• _What you are asked to do_:
Gather all lines from the material that contain the word "Mean".
-- START Provided entries --
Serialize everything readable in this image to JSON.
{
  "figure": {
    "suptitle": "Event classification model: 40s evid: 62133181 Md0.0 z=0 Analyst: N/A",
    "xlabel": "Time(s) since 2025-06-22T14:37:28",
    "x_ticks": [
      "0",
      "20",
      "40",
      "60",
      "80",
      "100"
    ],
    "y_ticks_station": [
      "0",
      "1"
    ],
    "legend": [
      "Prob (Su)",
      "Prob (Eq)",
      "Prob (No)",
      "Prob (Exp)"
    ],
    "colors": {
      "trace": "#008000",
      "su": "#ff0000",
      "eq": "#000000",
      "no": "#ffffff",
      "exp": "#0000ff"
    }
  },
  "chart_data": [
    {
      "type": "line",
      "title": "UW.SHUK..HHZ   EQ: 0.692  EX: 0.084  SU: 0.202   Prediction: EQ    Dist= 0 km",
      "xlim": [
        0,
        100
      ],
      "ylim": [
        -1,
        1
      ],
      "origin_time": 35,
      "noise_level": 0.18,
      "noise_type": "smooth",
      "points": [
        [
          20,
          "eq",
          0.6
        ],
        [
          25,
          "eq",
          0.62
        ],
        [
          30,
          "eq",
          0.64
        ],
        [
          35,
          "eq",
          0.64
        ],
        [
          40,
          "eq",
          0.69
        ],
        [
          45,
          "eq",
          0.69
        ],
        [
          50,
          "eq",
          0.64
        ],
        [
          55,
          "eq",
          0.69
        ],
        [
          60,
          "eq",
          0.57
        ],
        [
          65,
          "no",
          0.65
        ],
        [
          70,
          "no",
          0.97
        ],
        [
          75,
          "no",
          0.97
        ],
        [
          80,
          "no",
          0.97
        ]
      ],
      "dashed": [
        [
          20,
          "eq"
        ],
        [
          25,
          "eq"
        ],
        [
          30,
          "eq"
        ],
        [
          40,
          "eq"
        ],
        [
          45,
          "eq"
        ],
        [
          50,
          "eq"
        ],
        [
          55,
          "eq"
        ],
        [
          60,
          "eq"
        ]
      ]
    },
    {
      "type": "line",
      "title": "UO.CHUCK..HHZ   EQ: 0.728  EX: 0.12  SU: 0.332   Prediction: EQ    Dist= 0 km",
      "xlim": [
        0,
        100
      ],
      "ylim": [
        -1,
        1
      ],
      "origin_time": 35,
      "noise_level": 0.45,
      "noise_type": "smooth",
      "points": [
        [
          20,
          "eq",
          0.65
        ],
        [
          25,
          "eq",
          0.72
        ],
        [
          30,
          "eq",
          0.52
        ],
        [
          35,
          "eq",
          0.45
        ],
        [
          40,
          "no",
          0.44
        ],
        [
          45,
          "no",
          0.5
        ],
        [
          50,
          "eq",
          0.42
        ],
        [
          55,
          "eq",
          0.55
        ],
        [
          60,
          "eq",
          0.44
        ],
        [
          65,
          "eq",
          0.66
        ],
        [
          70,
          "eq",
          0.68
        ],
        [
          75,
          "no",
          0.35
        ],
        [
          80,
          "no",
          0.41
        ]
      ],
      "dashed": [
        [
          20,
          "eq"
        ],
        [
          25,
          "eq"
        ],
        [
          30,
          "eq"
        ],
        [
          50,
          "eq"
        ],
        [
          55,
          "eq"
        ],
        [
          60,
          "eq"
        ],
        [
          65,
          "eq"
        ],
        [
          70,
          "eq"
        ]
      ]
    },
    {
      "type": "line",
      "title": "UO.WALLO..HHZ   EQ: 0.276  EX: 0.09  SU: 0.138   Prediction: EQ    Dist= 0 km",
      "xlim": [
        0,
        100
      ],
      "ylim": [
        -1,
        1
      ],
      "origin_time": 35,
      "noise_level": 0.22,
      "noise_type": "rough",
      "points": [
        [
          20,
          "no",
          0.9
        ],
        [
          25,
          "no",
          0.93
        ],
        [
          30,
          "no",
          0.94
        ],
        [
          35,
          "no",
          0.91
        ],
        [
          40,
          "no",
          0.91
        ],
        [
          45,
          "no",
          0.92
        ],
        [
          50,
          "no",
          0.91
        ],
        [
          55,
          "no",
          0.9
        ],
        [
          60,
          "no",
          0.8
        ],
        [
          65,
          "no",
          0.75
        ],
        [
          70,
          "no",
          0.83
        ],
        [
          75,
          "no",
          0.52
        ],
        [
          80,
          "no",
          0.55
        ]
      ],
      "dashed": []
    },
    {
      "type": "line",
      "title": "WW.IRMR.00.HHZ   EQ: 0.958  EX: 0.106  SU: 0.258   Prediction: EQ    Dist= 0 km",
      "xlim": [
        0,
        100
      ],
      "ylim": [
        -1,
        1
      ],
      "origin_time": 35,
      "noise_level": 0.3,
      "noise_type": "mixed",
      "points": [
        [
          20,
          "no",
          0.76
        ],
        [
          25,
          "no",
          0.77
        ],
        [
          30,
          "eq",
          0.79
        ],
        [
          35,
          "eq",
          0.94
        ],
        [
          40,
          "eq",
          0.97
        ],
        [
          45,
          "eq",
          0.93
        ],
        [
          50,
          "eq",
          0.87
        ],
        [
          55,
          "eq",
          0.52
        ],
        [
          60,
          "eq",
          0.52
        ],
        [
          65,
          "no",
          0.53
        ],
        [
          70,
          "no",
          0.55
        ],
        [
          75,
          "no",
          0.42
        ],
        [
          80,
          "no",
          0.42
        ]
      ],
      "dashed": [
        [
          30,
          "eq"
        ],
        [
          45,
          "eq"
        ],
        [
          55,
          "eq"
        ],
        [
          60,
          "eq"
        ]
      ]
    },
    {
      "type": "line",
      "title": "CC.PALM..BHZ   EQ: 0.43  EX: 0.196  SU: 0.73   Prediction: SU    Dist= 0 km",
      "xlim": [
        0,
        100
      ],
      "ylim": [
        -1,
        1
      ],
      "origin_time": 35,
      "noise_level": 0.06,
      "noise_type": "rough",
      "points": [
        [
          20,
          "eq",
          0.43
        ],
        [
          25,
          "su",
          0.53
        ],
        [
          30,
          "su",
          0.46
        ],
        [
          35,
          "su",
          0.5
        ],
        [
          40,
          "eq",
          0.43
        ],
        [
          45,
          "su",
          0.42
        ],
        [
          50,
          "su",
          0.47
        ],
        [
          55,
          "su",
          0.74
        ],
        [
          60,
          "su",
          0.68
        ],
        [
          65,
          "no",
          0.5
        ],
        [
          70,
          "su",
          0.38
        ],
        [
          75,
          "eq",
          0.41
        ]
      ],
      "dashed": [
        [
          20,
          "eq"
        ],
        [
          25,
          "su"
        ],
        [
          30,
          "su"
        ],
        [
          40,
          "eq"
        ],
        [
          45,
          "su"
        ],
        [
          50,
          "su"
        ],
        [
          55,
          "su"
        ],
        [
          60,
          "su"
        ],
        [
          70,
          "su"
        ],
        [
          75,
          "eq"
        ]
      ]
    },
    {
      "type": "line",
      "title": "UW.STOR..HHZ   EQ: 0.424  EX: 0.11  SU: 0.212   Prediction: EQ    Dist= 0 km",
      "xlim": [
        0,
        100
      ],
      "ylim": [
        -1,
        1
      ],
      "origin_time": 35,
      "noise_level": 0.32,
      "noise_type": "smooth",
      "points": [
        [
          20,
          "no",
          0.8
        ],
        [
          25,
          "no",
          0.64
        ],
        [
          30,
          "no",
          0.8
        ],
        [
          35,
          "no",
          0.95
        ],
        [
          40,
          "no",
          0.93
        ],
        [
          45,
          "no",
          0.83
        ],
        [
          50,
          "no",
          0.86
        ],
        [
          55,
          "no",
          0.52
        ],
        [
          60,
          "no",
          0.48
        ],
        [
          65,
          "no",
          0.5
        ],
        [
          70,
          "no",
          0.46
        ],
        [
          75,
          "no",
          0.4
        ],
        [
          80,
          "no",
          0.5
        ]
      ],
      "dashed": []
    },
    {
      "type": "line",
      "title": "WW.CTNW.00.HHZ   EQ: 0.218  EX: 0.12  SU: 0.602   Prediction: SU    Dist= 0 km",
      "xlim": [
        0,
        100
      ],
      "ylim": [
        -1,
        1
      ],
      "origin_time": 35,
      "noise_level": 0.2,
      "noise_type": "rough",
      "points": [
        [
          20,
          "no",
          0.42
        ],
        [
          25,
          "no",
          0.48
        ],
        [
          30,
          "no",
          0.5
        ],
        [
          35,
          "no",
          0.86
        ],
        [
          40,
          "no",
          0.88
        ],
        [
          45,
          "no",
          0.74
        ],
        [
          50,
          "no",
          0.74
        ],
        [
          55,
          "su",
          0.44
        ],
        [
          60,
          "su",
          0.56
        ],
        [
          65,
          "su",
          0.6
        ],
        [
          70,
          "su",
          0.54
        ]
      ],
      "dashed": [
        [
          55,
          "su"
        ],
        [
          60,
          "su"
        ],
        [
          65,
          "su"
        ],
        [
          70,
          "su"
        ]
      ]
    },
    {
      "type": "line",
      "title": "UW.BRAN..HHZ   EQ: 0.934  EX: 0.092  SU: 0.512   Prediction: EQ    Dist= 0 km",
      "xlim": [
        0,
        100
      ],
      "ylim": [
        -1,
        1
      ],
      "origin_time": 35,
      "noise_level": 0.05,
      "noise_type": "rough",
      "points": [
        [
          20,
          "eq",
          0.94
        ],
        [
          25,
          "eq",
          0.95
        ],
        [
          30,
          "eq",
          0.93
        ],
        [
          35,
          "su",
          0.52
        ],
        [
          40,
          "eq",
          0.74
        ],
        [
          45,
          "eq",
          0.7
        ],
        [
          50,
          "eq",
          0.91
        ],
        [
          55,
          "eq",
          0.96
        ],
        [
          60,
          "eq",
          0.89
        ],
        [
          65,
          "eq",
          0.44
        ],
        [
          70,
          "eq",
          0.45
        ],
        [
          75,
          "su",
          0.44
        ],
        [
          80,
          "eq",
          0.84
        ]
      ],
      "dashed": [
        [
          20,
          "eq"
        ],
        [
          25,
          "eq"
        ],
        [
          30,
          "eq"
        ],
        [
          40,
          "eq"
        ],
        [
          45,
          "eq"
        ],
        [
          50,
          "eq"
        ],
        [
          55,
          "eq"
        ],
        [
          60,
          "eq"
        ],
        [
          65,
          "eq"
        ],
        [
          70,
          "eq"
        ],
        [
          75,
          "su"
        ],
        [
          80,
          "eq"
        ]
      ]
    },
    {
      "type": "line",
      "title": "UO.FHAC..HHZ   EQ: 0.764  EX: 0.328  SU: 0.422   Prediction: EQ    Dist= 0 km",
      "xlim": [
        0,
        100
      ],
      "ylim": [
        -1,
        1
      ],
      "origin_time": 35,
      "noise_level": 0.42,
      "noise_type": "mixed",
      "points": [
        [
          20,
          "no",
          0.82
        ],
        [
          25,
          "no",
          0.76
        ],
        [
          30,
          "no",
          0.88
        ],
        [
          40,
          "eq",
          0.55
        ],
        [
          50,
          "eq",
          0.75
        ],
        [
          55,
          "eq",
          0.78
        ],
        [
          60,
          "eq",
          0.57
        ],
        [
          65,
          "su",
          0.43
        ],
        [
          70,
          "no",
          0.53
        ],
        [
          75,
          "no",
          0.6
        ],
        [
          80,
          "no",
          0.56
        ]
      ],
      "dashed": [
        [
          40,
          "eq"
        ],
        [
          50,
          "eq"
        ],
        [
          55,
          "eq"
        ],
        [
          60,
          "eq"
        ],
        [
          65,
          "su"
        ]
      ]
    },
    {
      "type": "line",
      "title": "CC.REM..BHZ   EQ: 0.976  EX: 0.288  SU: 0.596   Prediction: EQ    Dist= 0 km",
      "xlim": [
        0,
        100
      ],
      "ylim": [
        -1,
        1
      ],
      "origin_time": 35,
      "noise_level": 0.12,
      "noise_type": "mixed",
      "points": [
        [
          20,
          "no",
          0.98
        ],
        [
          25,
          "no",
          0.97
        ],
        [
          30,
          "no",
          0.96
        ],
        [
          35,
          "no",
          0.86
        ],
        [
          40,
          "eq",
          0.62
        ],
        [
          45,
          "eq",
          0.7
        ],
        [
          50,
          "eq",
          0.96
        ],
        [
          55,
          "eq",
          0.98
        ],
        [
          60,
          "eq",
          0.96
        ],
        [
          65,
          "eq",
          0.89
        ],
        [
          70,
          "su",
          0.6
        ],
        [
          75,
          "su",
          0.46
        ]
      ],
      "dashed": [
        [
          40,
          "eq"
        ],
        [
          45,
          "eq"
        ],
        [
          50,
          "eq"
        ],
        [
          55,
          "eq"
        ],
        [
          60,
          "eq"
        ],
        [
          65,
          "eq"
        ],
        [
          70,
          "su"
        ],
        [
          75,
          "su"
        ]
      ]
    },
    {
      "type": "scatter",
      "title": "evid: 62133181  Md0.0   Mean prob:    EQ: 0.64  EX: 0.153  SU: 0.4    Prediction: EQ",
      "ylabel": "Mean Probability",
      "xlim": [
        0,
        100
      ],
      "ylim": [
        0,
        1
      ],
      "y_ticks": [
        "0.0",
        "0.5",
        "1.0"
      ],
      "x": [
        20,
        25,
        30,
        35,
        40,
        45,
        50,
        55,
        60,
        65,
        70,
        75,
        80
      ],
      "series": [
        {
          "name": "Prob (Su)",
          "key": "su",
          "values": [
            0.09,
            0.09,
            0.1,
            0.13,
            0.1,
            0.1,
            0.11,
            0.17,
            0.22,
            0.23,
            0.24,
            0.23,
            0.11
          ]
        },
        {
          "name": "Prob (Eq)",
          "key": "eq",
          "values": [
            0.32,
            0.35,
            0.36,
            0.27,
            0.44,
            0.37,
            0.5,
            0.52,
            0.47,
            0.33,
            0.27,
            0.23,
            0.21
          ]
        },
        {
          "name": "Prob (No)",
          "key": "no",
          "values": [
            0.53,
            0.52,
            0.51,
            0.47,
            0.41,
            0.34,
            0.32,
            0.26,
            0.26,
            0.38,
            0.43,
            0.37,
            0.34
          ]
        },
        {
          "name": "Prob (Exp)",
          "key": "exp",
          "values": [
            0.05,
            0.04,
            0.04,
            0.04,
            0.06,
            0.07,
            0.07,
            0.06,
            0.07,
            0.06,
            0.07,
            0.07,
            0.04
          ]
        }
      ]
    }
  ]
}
-- END Provided entries --
• _Exercise solution_:
      "title": "evid: 62133181  Md0.0   Mean prob:    EQ: 0.64  EX: 0.153  SU: 0.4    Prediction: EQ",
      "ylabel": "Mean Probability",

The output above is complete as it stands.